TASK BRIEF:
Your task is to copy each line of the records that includes the string "content".

DATA FOR PROCESSING:

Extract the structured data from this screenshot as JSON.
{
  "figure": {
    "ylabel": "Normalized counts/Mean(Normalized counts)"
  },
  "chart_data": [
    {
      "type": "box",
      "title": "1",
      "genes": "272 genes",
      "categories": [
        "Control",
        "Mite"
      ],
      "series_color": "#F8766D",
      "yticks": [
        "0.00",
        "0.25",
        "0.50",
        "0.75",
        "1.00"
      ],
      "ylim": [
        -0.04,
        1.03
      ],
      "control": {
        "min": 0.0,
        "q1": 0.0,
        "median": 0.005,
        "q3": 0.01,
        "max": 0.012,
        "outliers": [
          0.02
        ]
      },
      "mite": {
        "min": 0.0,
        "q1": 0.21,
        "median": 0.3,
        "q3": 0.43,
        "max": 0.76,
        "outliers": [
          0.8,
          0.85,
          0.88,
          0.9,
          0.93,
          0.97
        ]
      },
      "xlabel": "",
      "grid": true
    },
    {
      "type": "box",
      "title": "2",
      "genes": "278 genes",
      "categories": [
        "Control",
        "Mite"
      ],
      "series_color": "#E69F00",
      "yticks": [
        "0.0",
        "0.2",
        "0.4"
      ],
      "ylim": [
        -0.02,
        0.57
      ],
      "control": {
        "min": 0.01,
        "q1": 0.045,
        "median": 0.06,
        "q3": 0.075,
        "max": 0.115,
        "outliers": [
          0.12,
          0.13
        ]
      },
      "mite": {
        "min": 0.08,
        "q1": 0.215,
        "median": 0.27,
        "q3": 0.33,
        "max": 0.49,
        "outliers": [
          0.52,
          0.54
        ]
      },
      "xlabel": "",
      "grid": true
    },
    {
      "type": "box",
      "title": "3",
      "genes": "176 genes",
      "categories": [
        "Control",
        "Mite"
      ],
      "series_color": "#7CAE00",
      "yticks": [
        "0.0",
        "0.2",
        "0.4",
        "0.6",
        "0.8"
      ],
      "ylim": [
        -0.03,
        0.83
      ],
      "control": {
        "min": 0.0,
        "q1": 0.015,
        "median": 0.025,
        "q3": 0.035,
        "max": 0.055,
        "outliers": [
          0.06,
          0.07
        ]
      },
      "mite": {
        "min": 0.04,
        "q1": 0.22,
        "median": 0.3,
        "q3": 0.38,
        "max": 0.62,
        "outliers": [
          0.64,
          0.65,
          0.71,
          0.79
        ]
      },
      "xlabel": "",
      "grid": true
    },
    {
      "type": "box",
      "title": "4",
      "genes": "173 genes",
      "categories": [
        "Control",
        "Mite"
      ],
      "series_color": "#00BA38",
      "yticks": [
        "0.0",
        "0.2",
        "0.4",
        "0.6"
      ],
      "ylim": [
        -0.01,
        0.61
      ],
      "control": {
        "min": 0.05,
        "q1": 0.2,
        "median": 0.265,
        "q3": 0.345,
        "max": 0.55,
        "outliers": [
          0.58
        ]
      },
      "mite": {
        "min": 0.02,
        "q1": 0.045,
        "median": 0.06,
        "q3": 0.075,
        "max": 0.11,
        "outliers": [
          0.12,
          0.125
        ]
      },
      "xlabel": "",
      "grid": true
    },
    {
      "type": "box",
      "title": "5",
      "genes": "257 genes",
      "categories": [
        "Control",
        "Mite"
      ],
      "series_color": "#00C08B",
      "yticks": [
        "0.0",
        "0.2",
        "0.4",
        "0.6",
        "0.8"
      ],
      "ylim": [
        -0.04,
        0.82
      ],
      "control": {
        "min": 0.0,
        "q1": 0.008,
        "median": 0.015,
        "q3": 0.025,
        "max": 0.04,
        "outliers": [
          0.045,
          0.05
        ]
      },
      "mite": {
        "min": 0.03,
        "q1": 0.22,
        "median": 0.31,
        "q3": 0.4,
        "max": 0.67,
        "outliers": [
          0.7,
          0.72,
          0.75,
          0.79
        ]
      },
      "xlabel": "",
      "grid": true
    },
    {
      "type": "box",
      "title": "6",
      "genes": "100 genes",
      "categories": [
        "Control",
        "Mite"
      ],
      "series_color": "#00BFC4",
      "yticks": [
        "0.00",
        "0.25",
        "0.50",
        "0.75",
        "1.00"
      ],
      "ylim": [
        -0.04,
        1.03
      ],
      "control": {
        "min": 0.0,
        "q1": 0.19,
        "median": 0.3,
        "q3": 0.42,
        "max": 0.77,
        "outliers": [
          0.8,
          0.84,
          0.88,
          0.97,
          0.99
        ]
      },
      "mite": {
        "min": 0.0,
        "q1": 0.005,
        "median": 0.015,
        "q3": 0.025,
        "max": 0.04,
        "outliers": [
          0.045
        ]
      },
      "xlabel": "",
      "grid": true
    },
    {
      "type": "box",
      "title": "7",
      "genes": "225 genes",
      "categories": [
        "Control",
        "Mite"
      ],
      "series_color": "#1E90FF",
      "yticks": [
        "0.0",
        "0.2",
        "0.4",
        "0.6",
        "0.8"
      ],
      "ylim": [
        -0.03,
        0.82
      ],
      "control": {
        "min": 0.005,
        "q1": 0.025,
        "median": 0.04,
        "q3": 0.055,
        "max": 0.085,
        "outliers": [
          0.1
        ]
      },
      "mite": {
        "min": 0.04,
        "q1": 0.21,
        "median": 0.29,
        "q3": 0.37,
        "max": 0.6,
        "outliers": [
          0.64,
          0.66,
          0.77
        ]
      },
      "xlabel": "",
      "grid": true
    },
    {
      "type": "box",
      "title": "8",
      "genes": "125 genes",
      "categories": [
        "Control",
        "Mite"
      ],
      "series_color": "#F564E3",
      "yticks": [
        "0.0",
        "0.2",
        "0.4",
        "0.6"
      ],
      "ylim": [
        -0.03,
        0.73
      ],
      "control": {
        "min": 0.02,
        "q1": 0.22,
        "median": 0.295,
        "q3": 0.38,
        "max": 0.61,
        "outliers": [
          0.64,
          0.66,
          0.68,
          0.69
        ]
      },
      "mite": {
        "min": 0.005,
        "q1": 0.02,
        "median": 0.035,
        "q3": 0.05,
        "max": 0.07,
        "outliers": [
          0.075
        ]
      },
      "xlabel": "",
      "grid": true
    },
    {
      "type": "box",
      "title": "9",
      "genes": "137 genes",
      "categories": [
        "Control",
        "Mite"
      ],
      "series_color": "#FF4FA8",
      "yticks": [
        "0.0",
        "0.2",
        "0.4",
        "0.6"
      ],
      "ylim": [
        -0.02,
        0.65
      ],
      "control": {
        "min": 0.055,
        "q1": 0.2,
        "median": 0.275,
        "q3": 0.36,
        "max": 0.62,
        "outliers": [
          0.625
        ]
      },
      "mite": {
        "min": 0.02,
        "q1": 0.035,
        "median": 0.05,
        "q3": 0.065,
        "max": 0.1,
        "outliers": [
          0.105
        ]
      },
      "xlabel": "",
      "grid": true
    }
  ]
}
---
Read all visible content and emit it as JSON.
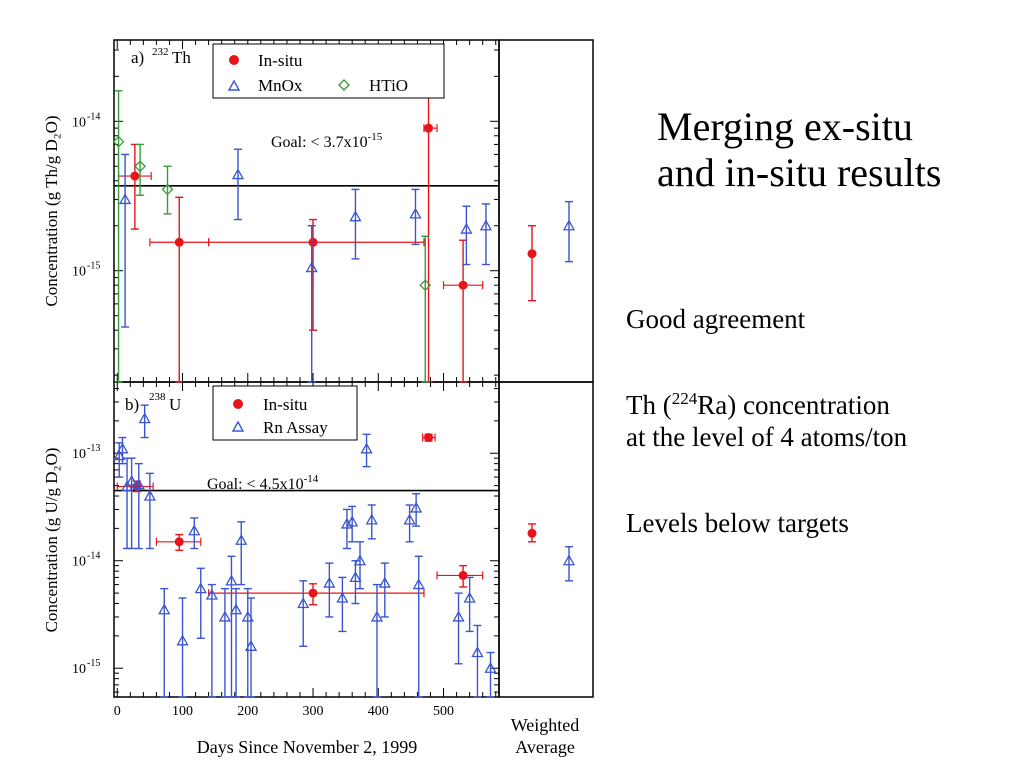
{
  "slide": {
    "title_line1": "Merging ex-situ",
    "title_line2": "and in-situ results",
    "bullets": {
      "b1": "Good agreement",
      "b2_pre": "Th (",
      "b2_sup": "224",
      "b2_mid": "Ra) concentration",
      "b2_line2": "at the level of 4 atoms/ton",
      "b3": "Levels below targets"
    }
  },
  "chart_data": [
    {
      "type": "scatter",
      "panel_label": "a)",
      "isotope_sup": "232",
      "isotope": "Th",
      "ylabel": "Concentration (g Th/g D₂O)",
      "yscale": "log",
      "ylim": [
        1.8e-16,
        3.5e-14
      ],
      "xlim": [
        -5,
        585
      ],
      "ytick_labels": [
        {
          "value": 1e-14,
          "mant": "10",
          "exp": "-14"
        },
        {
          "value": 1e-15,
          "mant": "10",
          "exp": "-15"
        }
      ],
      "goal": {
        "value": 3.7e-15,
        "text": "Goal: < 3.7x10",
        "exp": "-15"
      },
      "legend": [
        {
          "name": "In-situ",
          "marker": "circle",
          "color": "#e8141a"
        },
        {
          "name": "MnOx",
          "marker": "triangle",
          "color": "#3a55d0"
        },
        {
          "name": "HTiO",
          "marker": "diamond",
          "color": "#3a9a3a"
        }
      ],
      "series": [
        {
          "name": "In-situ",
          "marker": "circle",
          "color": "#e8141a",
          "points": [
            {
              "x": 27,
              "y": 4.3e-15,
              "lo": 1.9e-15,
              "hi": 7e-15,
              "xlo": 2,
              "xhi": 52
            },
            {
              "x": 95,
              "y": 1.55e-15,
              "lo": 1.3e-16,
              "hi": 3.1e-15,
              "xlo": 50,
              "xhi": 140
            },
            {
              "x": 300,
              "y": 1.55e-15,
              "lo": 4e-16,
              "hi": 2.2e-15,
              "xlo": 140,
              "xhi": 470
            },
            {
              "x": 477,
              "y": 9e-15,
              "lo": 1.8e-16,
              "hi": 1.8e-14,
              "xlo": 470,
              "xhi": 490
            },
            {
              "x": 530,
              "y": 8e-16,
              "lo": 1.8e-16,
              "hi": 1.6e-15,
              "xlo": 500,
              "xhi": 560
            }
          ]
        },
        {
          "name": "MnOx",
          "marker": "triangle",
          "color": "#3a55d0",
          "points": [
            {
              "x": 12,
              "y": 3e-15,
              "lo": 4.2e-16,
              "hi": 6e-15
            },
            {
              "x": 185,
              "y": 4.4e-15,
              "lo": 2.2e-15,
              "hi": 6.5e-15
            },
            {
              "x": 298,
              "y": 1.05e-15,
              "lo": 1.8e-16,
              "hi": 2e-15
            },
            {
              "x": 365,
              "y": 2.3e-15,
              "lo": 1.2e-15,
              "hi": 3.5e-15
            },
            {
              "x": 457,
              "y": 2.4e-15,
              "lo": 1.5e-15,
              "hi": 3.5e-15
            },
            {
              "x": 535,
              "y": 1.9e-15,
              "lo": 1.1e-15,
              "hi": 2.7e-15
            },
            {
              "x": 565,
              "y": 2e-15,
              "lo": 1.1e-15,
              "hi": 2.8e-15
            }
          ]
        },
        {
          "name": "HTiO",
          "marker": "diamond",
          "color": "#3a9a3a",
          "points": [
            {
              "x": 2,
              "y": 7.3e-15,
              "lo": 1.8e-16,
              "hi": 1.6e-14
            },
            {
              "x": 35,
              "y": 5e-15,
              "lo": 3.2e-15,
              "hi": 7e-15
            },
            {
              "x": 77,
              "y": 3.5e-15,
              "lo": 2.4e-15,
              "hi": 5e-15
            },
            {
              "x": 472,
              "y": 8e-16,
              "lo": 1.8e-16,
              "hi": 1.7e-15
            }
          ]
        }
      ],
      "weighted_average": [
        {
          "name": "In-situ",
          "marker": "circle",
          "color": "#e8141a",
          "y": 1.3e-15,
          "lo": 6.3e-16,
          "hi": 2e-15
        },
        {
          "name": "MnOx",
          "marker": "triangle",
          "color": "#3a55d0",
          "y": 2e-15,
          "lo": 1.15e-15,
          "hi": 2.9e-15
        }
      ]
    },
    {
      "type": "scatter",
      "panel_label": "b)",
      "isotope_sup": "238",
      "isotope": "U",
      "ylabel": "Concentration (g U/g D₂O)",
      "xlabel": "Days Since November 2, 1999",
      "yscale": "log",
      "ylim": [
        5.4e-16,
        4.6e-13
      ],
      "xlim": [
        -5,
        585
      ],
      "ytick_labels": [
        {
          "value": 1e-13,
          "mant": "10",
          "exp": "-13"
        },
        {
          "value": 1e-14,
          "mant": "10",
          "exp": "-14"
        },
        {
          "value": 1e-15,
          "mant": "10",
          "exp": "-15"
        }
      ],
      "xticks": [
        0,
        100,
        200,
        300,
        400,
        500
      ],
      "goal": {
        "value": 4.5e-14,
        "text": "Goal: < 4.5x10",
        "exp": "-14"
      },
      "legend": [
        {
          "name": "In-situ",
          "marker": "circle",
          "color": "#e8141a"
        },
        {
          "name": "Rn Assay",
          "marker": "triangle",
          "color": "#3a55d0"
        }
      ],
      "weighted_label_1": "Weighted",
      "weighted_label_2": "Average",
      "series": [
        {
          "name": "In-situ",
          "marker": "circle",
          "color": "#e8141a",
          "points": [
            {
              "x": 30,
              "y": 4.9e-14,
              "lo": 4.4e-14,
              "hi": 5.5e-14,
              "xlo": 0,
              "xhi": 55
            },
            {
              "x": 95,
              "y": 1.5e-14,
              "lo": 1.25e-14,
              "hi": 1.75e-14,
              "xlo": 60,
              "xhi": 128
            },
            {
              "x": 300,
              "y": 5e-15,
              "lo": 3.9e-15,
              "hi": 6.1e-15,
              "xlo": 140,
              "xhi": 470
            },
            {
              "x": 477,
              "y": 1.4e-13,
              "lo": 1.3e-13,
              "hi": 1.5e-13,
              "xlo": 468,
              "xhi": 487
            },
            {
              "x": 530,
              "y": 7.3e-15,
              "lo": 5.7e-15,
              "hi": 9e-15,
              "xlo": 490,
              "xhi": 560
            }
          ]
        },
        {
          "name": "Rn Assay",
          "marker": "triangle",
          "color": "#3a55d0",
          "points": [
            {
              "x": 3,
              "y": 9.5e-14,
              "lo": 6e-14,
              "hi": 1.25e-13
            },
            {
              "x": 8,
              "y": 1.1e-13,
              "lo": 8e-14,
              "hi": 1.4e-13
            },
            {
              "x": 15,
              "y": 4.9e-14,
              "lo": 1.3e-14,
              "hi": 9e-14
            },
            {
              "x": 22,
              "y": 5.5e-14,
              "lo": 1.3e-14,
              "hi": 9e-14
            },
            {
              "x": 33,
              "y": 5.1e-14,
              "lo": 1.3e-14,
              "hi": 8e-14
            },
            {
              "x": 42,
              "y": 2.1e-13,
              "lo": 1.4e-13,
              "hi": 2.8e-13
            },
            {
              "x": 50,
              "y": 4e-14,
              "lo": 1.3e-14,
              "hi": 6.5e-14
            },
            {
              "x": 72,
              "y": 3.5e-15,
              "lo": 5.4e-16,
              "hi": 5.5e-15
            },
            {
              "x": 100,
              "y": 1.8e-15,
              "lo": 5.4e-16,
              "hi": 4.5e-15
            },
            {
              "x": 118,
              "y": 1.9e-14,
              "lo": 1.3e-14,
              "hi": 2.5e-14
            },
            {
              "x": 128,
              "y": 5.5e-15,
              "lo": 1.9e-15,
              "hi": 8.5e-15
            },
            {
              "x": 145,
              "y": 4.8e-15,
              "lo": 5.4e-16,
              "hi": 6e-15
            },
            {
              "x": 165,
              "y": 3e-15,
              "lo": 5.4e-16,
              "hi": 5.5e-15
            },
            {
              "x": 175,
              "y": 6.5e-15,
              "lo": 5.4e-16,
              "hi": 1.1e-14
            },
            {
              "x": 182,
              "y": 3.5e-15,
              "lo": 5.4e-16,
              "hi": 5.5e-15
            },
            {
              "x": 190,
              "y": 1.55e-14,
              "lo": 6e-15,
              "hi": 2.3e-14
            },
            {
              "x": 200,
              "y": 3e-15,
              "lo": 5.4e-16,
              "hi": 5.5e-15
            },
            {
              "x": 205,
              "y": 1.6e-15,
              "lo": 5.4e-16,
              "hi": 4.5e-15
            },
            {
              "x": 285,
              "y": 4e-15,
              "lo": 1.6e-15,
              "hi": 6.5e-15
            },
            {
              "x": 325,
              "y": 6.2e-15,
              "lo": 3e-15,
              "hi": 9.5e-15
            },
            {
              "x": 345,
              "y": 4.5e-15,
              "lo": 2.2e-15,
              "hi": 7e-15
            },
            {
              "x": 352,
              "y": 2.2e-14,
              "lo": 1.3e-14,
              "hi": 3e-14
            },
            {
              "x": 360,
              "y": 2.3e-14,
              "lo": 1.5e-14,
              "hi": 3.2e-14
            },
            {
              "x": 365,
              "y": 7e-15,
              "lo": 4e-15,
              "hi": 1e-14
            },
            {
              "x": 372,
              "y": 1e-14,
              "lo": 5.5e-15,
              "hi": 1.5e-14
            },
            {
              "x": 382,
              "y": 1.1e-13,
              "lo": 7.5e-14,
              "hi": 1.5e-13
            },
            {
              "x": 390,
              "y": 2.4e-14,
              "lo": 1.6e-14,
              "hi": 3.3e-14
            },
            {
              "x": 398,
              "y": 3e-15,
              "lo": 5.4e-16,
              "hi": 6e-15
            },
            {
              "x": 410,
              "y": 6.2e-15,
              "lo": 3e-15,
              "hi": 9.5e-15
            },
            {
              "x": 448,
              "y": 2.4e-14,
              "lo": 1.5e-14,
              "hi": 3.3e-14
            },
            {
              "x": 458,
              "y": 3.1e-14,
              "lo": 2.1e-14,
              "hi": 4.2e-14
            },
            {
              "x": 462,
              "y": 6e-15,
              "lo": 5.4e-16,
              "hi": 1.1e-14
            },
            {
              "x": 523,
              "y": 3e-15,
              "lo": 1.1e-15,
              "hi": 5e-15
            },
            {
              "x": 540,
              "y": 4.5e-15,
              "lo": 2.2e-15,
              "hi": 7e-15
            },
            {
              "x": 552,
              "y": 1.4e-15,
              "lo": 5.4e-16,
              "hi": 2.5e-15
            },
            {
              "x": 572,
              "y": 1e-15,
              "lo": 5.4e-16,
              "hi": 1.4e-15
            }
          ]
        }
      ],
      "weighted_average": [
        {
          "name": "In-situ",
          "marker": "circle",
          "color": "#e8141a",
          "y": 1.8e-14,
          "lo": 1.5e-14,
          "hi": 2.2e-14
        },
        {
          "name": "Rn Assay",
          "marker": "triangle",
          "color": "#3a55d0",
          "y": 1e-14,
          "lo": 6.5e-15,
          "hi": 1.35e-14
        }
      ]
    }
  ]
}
...
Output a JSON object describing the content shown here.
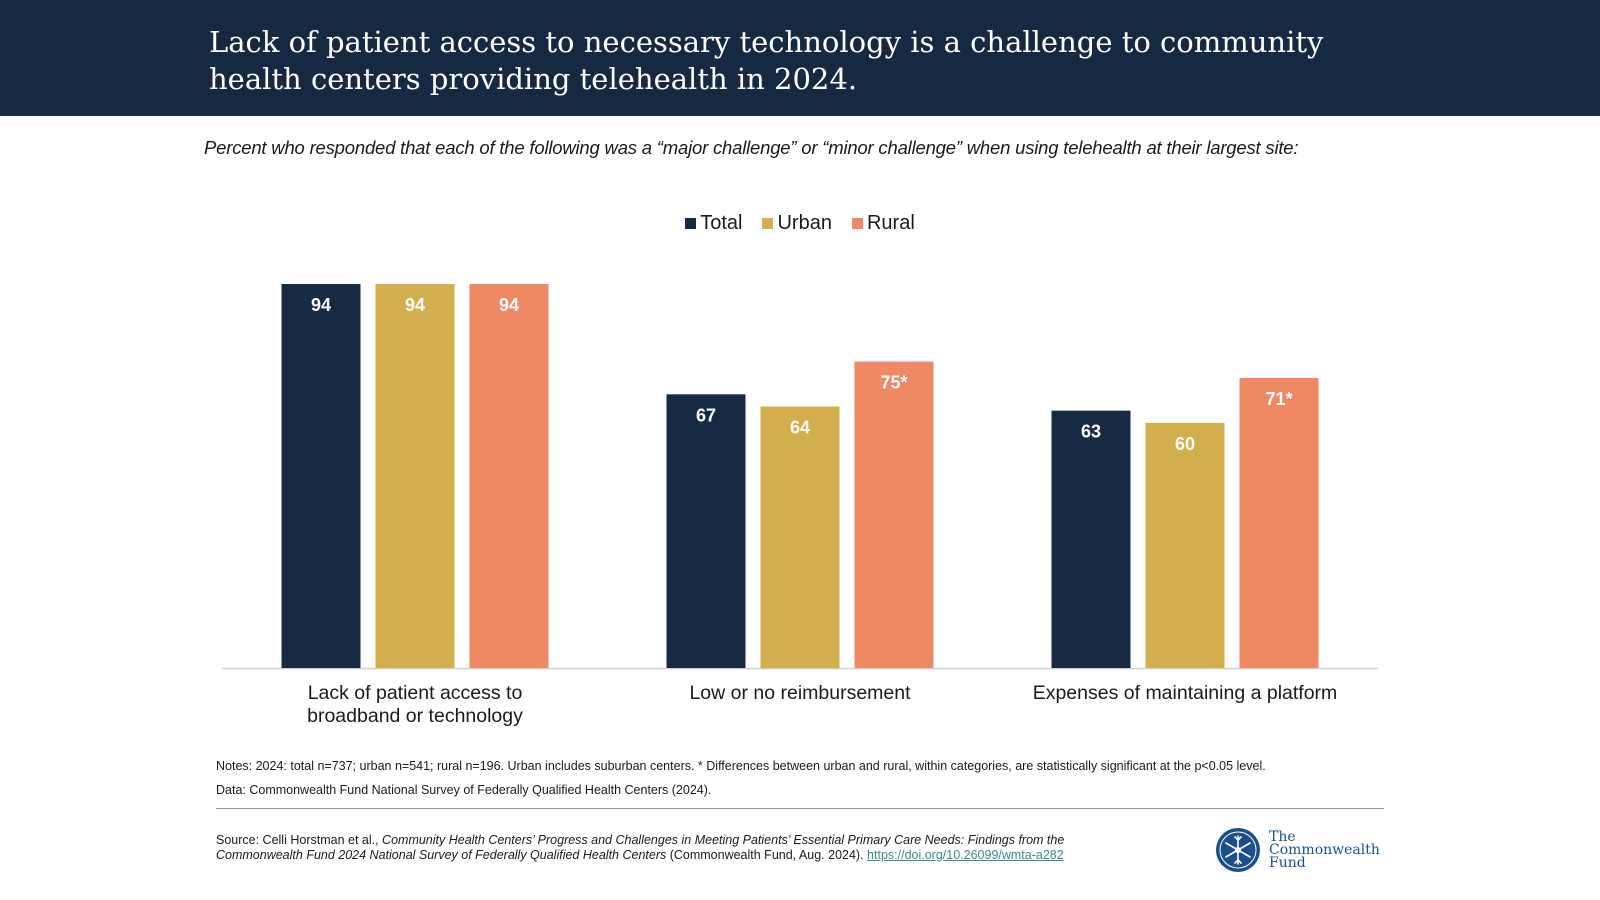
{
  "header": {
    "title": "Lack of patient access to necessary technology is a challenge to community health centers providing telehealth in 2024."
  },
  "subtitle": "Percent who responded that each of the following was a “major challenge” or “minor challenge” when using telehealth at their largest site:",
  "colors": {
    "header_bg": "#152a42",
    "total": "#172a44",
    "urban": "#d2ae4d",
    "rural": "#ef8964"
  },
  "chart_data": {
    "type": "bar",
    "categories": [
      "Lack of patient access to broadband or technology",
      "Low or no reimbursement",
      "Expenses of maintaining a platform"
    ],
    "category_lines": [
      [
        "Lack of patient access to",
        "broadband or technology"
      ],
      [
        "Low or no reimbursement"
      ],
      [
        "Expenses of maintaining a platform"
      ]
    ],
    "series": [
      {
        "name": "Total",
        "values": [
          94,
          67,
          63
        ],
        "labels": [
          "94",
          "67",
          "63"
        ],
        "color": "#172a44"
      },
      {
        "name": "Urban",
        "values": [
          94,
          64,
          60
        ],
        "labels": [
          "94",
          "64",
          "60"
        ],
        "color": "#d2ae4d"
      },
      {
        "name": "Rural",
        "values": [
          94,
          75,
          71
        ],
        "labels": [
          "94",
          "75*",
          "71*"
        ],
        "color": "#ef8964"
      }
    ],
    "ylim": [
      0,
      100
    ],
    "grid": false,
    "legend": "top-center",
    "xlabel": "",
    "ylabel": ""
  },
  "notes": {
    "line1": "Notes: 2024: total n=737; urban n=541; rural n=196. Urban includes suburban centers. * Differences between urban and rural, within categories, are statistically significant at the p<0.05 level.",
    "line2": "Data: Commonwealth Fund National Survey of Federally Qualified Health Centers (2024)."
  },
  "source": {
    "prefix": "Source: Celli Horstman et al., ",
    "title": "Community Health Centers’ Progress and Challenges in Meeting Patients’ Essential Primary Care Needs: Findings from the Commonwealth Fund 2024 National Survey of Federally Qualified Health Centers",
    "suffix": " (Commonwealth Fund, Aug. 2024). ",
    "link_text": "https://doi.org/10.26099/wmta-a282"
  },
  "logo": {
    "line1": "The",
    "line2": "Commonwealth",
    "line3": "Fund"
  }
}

YOUR SOLUTION:
Read all visible content and emit it as JSON.
Output a JSON object describing the content shown here.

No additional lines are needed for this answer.